Jeux dans l'Égypte antique
Qu'ils accompagnent le défunt dans sa tombe, qu'ils aient été découverts en contexte domestique ou encore qu'ils soient représentés sur les parois des temples et des tombeaux, les Égyptiens de l'Antiquité ont laissé de nombreux témoignages sur les jeux qu'ils pratiquaient.
Histoire
Les anciens Égyptiens savaient comment varier leurs plaisirs et meubler leurs loisirs : par la promenade, la chasse et la pêche, mais aussi par « les jeux ».
Les Égyptiens appréciaient beaucoup les jeux de société. Dès les premières dynasties, les pièces du jeu étaient enterrées avec les morts. Les jeux de table de l’Égypte antique sont particulièrement bien illustrés par les découvertes archéologiques. Grâce à la croyance des anciens Égyptiens en une survie après la mort et au climat propice à la conservation d’objets en bois, de nombreux jeux de table ont été retrouvés dans les tombeaux. Le Musée égyptien du Caire expose ainsi de nombreux jeux. On peut citer surtout les jeux de senet, de mehen (dit « jeu du serpent »), celui des vingt cases et le jeu dit « des 58 trous ». Ces objets, comme leurs représentations, donnent une idée précise de la vie quotidienne et du divertissement dans l’Égypte ancienne. Le Musée du Caire possède aussi des objets interprétés comme des jouets d’enfants (les distinguer d'objets rituels est en réalité extrêmement complexe) : des poupées aux formes humaine, divers animaux parfois articulés, des toupies, des balles, etc. Les pièces qui se trouvent au Musée du Caire ont été découvertes, pour la plupart, dans des tombes. Quant aux représentations de jeux, on les trouve principalement dans les chapelles des tombes de Saqqarah, pour l'Ancien Empire ; dans les tombes Beni Hassan (Minya) aux côtés de représentations apparemment sportives, pour le Moyen Empire ; dans les tombes de la région thébaine et au temple de Médinet Habou, où se trouve deux scènes figurant Ramsès III jouant au senet dans son harem. Les jeux semblent disparaître des tombes aux époques tardives on ne les y dépose plus, et on ne les représente que très rarement, mais ils sont évidemment toujours présents dans d'autres contextes.
Ces jeux sont également cités dans une liste d’offrandes de la tombe du prince Rahotep, de la IVe dynastie, ce qui permet de les identifier par leur nom.
Toutes les classes sociales jouaient : les personnalités royales, les membres de l'élite, le peuple. Les jeux de table égyptiens étaient des jeux de parcours dans lesquels le hasard conditionnait le déplacement des pièces. La présence de ces jeux de table parmi le mobilier funéraire et les fréquentes figurations sur les parois des tombes laisse penser que leur fonction dépassait largement leur rôle ludique premier. Le parcours labyrinthique des pions sur le plateau de certains jeux reproduirait symboliquement, pour certains chercheurs, celui de l’âme de l’au-delà : chaque case représentait une étape du voyage, le prix à gagner étant la vie éternelle. Jeux de hasard, de patience ou de réflexion, tous dénotent le goût des Égyptiens pour ce type de loisirs.

* * * *

→ **Exercices à faire**:
A: D'après le texte sur les jeux dans l'Égypte antique, quel musée expose de nombreux jeux ?
B: Transformez, s'il vous plaît, en liste JSON de chaînes les lignes de la liste situées entre celle qui contient "cloud-platform-label: 千寻差分播发平台 (241, 245, 366, 263)" et celle qui contient "laptop-globe-icon (921, 436, 1027, 505)", incluses, à raison d'une chaîne par ligne et sans les lignes vides.

* * * *

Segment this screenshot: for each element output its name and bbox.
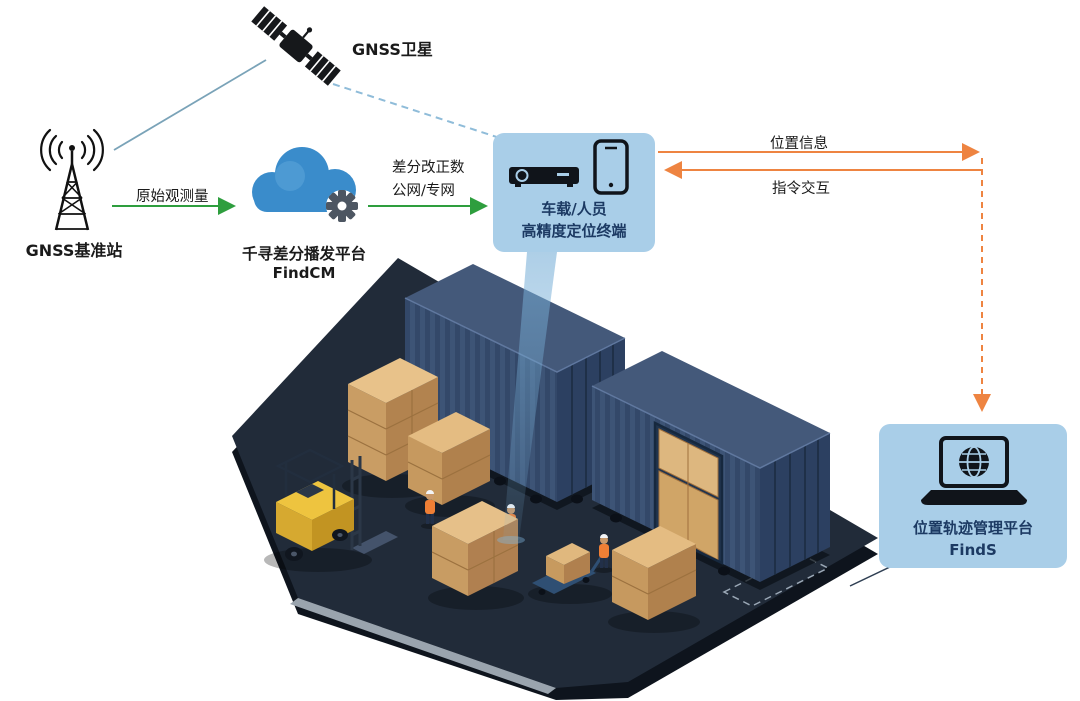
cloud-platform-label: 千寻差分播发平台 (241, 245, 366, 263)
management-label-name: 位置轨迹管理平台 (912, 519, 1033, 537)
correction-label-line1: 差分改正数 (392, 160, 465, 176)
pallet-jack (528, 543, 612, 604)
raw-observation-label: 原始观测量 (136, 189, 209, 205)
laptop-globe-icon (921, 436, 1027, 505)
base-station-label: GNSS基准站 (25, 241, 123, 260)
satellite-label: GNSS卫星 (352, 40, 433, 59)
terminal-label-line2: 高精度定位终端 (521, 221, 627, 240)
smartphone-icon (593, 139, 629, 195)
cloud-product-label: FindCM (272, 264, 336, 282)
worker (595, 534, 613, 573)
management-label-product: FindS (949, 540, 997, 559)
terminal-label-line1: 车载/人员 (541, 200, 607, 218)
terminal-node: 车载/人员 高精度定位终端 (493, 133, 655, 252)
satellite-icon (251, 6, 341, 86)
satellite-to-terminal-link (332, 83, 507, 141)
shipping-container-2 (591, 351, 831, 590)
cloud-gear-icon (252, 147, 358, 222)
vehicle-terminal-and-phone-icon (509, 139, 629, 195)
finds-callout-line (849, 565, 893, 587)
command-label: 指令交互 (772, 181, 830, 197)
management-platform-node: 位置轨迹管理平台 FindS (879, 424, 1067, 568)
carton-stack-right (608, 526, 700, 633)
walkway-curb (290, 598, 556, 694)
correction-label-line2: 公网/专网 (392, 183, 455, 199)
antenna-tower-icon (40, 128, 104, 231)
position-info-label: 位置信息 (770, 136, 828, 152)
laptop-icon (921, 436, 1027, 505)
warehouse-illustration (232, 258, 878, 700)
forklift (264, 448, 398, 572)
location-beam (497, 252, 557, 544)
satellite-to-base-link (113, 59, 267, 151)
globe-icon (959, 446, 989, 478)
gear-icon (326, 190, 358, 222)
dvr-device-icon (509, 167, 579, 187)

* * * *

→ **Exercice corrigé**:
A: Le Musée égyptien du Caire.

B:
[
  "cloud-platform-label: 千寻差分播发平台 (241, 245, 366, 263)",
  "management-label-name: 位置轨迹管理平台 (912, 519, 1033, 537)",
  "correction-label-line1: 差分改正数 (392, 160, 465, 176)",
  "pallet-jack (528, 543, 612, 604)",
  "raw-observation-label: 原始观测量 (136, 189, 209, 205)",
  "laptop-globe-icon (921, 436, 1027, 505)"
]